Source records:
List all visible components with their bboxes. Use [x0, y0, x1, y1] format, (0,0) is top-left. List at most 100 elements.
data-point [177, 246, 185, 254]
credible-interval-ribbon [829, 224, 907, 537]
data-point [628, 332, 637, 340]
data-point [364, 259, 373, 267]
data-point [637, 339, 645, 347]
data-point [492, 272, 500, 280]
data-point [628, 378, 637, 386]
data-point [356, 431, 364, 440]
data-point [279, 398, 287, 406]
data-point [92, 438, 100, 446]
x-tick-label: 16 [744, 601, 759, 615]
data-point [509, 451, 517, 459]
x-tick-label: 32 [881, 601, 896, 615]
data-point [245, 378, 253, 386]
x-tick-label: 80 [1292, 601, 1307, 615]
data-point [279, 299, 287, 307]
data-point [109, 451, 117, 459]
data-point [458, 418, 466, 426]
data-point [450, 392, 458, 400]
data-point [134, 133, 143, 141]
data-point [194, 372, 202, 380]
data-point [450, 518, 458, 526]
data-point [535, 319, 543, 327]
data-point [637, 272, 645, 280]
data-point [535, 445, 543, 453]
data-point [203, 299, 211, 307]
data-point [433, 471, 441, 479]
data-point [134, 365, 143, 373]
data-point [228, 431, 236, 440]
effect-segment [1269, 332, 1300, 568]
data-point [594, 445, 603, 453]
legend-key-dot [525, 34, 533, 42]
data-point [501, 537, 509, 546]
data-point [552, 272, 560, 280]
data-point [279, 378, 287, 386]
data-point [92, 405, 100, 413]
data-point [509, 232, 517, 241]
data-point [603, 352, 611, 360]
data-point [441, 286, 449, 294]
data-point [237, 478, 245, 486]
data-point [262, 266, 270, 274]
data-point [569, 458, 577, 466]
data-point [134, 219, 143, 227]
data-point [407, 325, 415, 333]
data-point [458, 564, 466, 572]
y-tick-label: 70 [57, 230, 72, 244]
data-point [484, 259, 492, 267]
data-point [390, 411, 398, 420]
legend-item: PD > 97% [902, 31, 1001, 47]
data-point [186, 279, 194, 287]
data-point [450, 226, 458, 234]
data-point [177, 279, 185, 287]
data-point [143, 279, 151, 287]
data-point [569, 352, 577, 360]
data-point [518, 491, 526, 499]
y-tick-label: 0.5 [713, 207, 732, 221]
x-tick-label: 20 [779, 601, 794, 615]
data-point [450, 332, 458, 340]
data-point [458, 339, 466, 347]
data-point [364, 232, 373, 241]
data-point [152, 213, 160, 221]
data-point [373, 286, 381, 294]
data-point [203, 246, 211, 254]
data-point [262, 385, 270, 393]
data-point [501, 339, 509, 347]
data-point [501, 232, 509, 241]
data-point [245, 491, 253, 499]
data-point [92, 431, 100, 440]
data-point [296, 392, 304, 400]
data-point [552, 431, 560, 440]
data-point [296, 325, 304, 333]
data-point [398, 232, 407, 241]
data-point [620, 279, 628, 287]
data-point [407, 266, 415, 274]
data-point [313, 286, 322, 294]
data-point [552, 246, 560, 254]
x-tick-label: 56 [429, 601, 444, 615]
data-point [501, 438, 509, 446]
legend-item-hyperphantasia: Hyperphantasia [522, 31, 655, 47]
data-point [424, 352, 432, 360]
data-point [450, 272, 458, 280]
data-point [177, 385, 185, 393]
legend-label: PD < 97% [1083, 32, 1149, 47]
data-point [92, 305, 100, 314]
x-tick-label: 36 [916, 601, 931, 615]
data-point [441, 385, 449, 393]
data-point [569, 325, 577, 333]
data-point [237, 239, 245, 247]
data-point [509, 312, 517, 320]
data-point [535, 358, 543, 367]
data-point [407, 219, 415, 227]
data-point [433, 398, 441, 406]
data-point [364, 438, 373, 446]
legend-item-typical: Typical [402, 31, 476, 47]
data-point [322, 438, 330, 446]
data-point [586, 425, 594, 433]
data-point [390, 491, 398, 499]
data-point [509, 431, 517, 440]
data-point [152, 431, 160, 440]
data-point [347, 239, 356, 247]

#### Given instruction:
Please rewrite the material from its first line through the line containing "data-point [552, 272, 560, 280]", both included, changing "x-tick-label" to "x-axis-tick" and leaving everything else as it is.

#### Output of the exercise:
List all visible components with their bboxes. Use [x0, y0, x1, y1] format, (0,0) is top-left. List at most 100 elements.
data-point [177, 246, 185, 254]
credible-interval-ribbon [829, 224, 907, 537]
data-point [628, 332, 637, 340]
data-point [364, 259, 373, 267]
data-point [637, 339, 645, 347]
data-point [492, 272, 500, 280]
data-point [628, 378, 637, 386]
data-point [356, 431, 364, 440]
data-point [279, 398, 287, 406]
data-point [92, 438, 100, 446]
x-axis-tick: 16 [744, 601, 759, 615]
data-point [509, 451, 517, 459]
x-axis-tick: 32 [881, 601, 896, 615]
data-point [245, 378, 253, 386]
x-axis-tick: 80 [1292, 601, 1307, 615]
data-point [279, 299, 287, 307]
data-point [109, 451, 117, 459]
data-point [458, 418, 466, 426]
data-point [450, 392, 458, 400]
data-point [134, 133, 143, 141]
data-point [194, 372, 202, 380]
data-point [450, 518, 458, 526]
data-point [535, 319, 543, 327]
data-point [637, 272, 645, 280]
data-point [535, 445, 543, 453]
data-point [203, 299, 211, 307]
data-point [433, 471, 441, 479]
data-point [134, 365, 143, 373]
data-point [228, 431, 236, 440]
effect-segment [1269, 332, 1300, 568]
data-point [594, 445, 603, 453]
legend-key-dot [525, 34, 533, 42]
data-point [501, 537, 509, 546]
data-point [552, 272, 560, 280]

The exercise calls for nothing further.